- Short exercise -
Examine each line of the data. Copy those that contain the string "more".

- Records for this task -
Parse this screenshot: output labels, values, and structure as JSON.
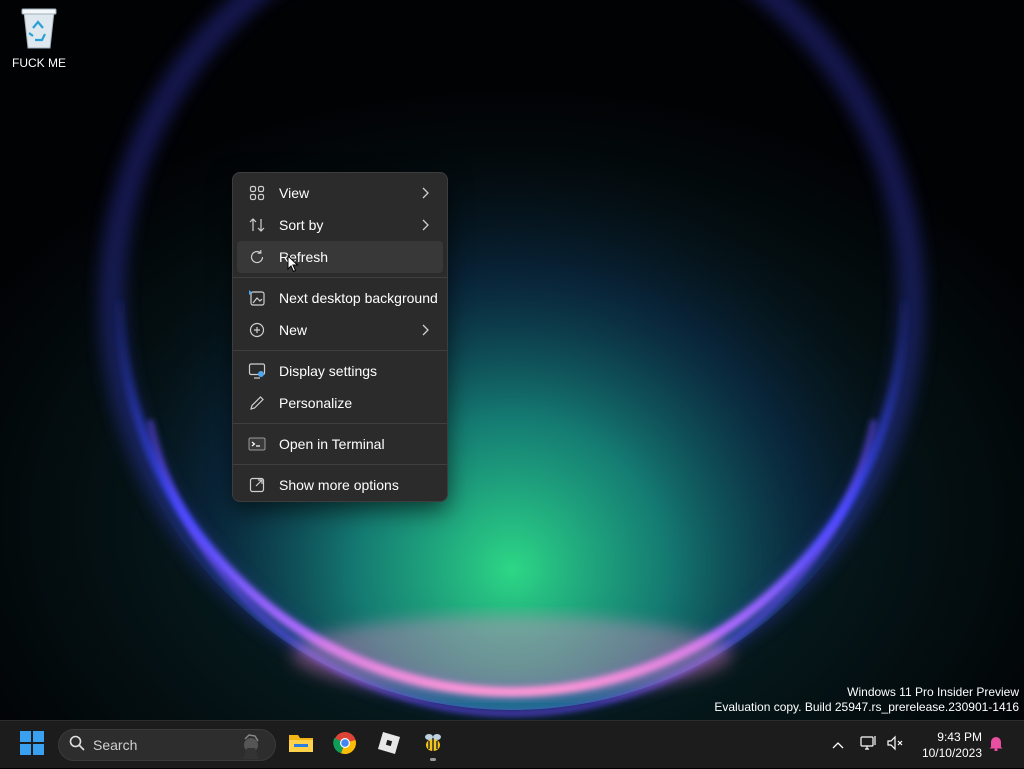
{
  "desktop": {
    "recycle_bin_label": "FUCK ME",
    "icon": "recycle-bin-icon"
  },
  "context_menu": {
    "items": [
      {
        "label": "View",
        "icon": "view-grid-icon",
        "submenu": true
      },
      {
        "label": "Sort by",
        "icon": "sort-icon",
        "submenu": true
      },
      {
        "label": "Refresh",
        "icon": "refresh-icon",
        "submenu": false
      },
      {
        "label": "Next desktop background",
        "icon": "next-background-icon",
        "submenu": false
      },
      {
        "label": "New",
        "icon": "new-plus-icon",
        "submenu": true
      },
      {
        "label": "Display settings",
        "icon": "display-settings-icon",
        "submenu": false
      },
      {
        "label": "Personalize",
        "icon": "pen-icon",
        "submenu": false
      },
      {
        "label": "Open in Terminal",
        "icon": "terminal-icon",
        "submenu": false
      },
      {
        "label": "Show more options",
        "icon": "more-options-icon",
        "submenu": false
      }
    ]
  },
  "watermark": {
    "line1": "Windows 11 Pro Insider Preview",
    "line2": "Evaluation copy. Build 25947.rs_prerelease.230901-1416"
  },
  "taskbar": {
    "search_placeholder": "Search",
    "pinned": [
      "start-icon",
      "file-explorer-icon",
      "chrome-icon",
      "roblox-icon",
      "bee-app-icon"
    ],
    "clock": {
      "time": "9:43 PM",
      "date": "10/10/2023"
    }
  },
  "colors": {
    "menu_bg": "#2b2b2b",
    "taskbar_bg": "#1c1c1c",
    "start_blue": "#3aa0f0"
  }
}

--

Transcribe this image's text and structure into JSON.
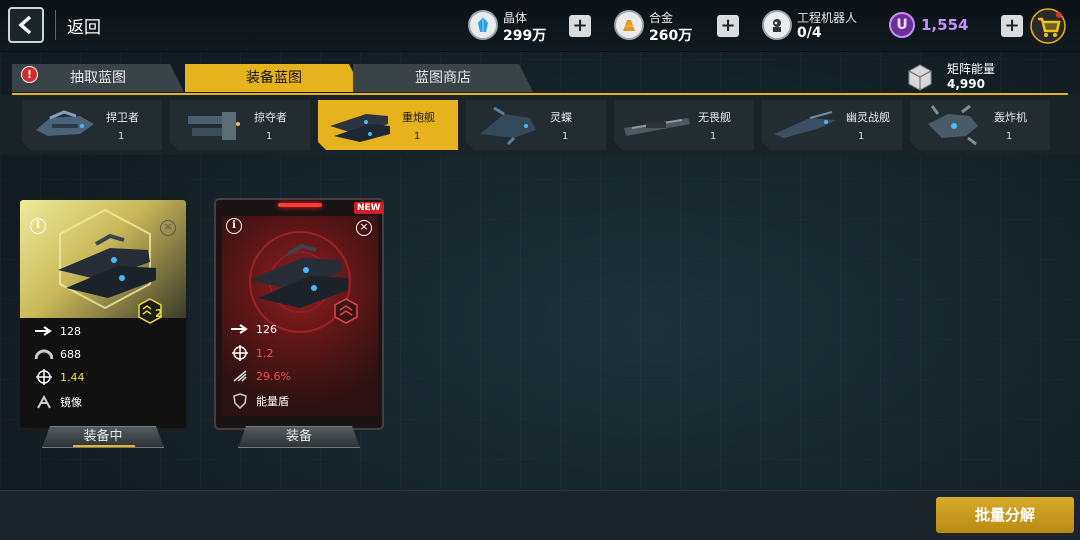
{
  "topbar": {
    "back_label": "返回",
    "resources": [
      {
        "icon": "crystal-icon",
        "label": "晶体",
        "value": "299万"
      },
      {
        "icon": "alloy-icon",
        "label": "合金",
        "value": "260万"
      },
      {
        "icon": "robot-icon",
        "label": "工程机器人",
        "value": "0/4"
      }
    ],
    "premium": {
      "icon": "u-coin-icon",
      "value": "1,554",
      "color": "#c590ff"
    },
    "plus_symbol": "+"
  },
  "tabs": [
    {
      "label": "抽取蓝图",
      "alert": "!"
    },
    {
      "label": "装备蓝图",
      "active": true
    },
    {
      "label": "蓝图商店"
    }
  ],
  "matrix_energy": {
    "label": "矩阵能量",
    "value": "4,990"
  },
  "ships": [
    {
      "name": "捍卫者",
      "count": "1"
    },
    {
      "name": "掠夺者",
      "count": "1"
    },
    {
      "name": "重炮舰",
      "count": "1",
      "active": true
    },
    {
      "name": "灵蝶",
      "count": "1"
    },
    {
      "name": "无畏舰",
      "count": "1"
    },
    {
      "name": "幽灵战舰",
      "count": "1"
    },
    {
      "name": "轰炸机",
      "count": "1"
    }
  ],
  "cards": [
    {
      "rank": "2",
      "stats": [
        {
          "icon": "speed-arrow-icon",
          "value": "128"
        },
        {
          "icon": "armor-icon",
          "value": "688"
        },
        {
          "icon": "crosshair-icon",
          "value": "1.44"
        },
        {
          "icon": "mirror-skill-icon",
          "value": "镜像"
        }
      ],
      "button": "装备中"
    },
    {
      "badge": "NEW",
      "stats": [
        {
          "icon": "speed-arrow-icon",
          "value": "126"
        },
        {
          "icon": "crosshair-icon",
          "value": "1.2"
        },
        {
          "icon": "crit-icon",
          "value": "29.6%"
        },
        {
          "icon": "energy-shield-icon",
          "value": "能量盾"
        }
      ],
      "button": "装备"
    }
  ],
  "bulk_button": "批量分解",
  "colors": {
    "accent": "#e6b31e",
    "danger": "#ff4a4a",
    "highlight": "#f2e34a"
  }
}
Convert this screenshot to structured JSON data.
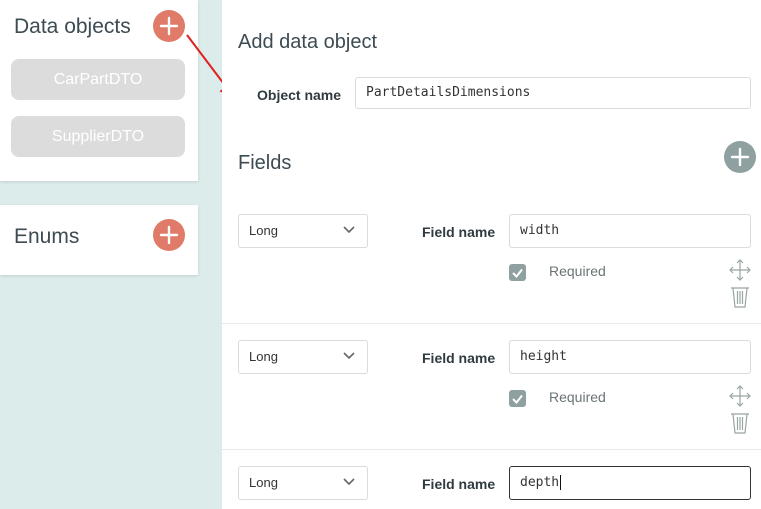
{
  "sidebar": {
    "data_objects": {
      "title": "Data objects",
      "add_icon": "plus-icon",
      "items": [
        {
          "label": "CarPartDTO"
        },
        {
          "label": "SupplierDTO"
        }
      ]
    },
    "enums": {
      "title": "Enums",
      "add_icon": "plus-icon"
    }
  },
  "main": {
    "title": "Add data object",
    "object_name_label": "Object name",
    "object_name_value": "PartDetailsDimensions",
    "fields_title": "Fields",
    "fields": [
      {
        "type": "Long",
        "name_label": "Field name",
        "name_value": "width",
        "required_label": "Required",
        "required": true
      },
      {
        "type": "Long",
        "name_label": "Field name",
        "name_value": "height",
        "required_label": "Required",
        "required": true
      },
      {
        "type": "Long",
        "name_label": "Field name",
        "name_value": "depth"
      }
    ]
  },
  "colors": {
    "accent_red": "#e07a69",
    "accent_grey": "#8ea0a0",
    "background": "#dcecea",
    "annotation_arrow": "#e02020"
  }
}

- Solution to this problem -
        "label": "Show more options",
        "icon": "more-options-icon",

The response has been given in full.